[start of Task material]
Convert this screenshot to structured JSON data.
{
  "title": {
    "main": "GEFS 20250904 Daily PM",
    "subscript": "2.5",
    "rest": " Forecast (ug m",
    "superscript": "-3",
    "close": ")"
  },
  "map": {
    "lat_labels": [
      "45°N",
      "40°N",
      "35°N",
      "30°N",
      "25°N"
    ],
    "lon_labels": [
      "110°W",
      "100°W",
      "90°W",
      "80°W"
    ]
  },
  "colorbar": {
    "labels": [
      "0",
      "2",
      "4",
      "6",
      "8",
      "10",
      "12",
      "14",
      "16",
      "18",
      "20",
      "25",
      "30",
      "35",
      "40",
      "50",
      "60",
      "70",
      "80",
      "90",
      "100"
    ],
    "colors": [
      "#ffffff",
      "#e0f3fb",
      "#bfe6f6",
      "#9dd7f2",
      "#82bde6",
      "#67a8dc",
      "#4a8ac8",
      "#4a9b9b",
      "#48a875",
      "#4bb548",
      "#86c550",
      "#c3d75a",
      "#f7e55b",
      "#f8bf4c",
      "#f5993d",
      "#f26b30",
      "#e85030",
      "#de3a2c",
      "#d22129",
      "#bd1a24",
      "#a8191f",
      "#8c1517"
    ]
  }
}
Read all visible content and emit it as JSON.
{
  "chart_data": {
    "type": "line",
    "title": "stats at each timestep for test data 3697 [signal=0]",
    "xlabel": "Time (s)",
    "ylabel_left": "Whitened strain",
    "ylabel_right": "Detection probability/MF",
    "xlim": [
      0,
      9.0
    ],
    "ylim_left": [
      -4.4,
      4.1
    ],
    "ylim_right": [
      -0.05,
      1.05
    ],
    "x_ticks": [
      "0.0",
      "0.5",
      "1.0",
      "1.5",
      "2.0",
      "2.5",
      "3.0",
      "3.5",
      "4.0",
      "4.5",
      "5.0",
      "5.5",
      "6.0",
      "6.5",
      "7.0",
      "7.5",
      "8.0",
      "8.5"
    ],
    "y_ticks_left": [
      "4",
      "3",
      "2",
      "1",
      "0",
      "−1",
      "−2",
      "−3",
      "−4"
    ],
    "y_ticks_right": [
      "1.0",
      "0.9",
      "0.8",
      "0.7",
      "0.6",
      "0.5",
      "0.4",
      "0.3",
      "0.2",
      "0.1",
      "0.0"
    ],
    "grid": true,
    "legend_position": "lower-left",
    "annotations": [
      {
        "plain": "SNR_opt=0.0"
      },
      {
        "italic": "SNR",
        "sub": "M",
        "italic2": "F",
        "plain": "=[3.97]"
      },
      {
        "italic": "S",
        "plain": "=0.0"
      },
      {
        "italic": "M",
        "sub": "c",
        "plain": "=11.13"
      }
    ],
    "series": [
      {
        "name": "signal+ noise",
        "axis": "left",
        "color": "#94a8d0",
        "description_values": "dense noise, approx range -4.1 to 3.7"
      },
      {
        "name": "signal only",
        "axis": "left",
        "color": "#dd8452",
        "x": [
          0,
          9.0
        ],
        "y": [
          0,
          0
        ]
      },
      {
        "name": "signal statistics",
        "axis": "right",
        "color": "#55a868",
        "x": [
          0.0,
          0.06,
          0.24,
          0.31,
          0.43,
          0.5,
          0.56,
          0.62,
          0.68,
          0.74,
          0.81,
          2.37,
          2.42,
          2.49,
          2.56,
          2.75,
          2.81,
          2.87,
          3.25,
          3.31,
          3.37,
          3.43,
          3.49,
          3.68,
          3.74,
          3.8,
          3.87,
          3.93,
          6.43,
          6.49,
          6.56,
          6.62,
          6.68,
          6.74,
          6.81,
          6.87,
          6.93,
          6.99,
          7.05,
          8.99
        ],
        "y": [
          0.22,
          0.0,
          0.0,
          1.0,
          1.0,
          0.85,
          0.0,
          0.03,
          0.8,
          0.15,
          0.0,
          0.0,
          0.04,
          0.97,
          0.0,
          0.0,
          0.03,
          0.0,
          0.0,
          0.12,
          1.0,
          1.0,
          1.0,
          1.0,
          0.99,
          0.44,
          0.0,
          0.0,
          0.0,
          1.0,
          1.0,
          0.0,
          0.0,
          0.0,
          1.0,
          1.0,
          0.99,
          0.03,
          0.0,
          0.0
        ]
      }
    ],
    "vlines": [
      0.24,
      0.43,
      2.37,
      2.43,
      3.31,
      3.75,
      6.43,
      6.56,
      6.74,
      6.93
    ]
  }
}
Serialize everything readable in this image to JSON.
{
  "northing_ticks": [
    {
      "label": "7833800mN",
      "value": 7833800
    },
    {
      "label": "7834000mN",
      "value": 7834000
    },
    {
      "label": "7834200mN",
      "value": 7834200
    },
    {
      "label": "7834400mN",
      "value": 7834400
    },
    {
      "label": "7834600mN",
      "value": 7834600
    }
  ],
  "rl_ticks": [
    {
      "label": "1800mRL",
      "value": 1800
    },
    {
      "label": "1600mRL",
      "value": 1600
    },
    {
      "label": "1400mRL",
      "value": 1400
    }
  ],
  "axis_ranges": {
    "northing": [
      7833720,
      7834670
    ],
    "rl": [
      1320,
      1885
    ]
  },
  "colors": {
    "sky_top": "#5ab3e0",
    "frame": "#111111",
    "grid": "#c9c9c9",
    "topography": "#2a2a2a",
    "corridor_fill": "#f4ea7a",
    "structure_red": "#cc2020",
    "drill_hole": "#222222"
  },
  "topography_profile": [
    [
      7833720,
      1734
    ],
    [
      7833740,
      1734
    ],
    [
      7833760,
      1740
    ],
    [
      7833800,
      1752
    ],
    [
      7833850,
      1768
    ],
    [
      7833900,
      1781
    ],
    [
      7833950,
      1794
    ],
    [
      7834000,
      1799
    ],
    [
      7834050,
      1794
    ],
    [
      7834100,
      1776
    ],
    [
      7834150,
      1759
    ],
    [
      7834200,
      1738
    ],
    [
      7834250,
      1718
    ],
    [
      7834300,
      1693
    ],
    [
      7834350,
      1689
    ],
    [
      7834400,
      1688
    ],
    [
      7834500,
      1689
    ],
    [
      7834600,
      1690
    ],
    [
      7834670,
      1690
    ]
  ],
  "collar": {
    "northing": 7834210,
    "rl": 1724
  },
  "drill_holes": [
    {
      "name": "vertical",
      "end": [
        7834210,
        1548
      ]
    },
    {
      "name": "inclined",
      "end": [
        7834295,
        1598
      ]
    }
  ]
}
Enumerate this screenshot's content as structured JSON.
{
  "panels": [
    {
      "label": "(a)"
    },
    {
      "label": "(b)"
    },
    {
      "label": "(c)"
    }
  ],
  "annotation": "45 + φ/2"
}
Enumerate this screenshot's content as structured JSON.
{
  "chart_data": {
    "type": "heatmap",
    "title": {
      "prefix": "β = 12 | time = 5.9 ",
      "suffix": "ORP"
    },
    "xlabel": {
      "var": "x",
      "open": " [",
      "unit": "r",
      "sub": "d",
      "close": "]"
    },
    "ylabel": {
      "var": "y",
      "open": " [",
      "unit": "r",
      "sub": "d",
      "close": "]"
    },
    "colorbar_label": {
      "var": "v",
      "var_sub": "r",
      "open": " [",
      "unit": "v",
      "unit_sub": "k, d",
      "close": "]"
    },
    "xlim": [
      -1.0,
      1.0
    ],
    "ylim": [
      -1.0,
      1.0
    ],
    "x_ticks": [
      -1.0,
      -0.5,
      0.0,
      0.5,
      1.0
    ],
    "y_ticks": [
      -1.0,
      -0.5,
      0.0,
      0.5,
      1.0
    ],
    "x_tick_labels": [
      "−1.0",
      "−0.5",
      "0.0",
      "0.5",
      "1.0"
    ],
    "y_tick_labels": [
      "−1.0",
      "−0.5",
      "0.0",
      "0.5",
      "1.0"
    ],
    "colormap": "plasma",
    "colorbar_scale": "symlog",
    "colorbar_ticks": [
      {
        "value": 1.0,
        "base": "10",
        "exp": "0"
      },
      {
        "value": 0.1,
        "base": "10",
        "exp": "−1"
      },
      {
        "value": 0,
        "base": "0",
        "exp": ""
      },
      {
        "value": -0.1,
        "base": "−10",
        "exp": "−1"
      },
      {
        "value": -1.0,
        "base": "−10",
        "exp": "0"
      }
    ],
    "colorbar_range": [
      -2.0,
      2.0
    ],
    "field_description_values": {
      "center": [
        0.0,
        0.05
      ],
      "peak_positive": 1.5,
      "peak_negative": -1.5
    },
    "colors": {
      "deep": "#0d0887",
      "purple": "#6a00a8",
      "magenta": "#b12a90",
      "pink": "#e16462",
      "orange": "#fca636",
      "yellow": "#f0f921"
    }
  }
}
[end of Task material]
> Directive: Show every line in the records above that contains the word "plain".

> Written response:
        "plain": "SNR_opt=0.0"
        "plain": "=[3.97]"
        "plain": "=0.0"
        "plain": "=11.13"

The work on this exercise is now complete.